MATERIAL SUPPLIED

----------

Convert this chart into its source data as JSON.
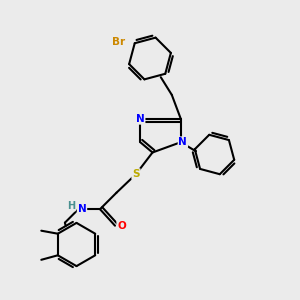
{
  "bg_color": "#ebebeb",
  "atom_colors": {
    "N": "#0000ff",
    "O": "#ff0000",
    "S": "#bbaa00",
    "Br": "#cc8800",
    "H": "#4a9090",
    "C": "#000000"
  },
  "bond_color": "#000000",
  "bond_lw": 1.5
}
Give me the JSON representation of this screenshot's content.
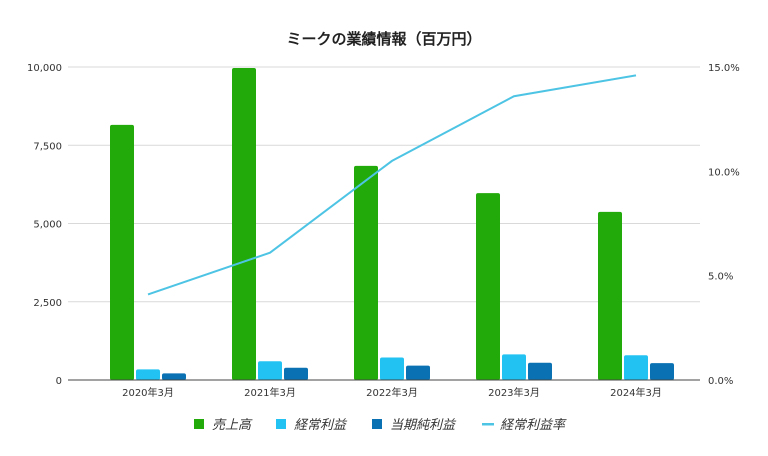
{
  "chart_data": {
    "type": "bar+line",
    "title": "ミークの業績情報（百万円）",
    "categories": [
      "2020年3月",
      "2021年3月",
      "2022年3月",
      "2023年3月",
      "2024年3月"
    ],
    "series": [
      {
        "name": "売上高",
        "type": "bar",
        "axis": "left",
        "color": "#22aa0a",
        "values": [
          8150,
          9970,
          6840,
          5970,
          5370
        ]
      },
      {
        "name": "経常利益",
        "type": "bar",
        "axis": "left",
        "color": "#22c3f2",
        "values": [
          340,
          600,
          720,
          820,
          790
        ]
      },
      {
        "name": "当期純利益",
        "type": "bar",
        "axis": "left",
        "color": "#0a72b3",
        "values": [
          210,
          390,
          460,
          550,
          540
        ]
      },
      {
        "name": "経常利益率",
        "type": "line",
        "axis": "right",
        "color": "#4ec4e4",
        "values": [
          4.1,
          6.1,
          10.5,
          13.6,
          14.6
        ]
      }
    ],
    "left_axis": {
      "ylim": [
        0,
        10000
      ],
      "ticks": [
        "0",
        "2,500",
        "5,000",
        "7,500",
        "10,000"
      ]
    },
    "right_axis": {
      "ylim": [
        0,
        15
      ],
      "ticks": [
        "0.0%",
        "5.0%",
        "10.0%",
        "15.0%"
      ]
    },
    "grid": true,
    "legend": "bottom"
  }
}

----------

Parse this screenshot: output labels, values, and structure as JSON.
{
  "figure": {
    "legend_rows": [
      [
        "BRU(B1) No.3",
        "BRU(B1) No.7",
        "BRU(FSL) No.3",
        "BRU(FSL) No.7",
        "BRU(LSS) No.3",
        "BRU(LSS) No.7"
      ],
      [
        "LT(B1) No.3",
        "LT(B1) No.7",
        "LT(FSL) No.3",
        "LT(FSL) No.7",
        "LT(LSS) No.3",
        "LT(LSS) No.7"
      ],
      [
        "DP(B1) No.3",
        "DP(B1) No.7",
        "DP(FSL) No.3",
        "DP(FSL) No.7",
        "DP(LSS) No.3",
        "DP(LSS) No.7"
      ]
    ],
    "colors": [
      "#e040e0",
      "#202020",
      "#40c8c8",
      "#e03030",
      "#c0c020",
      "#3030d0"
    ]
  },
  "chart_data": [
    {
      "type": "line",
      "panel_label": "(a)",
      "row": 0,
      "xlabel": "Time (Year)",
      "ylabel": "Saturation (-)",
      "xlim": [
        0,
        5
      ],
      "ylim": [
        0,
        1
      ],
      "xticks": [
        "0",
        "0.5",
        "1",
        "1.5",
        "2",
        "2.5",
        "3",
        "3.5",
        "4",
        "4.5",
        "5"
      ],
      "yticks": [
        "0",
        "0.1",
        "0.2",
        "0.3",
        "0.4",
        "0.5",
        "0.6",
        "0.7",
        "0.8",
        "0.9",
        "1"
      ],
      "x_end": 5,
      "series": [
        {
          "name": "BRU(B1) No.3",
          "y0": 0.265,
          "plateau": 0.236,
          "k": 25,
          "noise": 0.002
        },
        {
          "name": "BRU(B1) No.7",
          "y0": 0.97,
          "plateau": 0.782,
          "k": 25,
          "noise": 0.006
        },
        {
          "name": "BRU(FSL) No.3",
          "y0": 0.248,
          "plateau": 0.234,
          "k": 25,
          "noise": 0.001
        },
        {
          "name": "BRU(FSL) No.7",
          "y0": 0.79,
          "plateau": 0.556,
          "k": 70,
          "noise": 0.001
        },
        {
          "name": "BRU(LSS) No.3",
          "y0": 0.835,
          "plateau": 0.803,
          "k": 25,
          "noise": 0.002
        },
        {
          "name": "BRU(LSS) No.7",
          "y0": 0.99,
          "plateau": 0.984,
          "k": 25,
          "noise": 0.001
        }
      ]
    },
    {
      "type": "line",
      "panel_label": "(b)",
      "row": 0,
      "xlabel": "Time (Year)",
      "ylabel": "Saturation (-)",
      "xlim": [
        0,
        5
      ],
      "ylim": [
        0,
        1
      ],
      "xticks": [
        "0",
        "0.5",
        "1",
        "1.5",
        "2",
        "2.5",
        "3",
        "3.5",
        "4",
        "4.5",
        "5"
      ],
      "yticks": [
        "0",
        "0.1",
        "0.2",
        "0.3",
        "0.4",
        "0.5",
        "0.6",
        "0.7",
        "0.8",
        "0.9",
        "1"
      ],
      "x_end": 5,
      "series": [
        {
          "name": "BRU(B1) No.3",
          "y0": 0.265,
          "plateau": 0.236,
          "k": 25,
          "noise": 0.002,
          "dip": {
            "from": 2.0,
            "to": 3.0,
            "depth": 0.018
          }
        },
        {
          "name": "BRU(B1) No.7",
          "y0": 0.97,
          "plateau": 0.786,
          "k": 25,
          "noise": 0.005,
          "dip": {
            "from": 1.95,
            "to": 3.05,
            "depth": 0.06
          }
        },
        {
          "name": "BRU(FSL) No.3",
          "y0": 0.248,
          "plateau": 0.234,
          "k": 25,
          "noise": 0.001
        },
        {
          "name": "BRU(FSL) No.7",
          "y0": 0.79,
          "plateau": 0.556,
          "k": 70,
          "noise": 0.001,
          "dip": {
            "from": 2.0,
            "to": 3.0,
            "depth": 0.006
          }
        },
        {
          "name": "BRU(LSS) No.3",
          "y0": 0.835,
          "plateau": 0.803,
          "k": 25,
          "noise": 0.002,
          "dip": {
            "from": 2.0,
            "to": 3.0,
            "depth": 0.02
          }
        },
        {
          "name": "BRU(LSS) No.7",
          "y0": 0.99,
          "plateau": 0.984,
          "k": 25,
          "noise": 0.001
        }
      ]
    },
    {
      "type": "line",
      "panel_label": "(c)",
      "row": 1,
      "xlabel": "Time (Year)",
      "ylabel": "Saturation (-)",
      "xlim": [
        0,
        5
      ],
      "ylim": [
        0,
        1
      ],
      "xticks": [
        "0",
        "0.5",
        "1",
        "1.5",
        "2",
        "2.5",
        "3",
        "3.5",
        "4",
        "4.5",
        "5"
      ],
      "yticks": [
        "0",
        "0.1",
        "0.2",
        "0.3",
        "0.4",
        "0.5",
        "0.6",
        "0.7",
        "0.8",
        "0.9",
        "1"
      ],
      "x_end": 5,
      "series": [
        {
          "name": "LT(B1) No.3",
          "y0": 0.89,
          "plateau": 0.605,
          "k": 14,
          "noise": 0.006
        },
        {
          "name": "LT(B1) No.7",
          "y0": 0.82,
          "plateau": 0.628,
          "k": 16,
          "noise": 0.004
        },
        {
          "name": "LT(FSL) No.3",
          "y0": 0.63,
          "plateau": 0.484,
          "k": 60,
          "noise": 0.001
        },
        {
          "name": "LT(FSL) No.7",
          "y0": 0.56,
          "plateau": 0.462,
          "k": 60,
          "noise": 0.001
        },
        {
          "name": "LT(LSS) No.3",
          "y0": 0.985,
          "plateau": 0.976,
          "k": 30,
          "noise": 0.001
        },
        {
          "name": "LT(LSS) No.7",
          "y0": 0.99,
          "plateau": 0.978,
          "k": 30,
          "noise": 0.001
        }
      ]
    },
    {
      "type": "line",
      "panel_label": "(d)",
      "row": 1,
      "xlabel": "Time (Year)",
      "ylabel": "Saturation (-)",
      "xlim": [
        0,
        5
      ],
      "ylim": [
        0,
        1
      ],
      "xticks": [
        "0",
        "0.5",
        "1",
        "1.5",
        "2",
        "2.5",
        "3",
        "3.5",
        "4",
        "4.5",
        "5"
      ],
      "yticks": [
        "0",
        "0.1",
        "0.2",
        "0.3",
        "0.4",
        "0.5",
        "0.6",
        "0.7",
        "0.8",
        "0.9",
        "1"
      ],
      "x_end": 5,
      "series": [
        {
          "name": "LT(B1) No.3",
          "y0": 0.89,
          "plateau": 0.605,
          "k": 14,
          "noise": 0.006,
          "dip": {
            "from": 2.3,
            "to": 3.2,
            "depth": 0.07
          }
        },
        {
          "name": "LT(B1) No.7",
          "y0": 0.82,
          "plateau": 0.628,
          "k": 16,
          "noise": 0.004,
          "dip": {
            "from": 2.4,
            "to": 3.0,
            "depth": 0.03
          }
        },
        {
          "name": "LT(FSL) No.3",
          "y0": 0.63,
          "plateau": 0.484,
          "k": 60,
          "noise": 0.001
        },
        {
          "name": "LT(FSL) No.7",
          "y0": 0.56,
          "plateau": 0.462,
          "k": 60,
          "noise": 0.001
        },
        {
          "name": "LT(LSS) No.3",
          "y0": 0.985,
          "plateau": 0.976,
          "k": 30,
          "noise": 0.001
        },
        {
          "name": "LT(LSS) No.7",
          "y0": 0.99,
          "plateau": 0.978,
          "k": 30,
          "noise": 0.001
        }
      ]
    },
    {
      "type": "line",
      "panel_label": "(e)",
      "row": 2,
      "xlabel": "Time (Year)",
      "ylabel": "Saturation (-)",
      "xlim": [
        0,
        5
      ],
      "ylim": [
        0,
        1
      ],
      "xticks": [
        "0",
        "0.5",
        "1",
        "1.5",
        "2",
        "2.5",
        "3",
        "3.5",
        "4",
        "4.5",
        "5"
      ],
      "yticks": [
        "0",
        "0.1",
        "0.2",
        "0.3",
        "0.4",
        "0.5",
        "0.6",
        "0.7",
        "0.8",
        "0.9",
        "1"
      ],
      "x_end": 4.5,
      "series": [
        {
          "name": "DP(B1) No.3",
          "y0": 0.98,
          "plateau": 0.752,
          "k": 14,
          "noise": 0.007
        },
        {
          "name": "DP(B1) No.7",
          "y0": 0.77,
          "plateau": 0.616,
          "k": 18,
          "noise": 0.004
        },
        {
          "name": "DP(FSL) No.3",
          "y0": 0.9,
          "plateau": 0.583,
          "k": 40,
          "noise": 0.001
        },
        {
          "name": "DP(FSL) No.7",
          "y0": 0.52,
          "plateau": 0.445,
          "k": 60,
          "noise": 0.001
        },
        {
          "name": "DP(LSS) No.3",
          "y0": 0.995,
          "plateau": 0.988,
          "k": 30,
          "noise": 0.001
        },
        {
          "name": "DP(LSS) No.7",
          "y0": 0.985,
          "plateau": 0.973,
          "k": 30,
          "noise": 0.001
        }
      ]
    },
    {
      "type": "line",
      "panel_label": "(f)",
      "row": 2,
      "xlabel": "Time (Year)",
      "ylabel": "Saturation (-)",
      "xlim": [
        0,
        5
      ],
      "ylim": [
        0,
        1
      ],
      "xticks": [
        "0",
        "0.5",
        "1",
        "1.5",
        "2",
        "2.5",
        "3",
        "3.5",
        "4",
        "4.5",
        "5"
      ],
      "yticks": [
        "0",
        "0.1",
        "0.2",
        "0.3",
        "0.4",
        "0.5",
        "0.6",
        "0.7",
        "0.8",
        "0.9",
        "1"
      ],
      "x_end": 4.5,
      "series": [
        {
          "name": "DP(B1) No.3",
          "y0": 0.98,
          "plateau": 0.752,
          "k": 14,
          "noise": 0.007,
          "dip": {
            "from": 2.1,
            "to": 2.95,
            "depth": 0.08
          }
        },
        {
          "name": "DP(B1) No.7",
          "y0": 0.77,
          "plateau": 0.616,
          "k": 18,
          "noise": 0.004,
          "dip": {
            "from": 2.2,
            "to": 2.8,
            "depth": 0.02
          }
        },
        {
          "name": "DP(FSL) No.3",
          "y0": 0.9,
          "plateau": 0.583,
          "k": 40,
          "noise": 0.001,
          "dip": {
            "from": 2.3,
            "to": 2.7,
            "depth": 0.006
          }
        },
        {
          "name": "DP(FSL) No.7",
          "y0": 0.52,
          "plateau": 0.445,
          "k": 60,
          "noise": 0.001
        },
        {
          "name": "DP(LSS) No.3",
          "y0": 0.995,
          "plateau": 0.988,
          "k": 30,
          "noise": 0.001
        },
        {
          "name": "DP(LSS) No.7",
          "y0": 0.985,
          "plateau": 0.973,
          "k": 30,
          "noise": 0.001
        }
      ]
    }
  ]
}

----------

TASK BRIEF
Scan the lines above for "this", then copy every one that has it.

RIGHT ANSWER
Convert this chart into its source data as JSON.
Give me the JSON representation of this screenshot's content.
Parse this screenshot: output labels, values, and structure as JSON.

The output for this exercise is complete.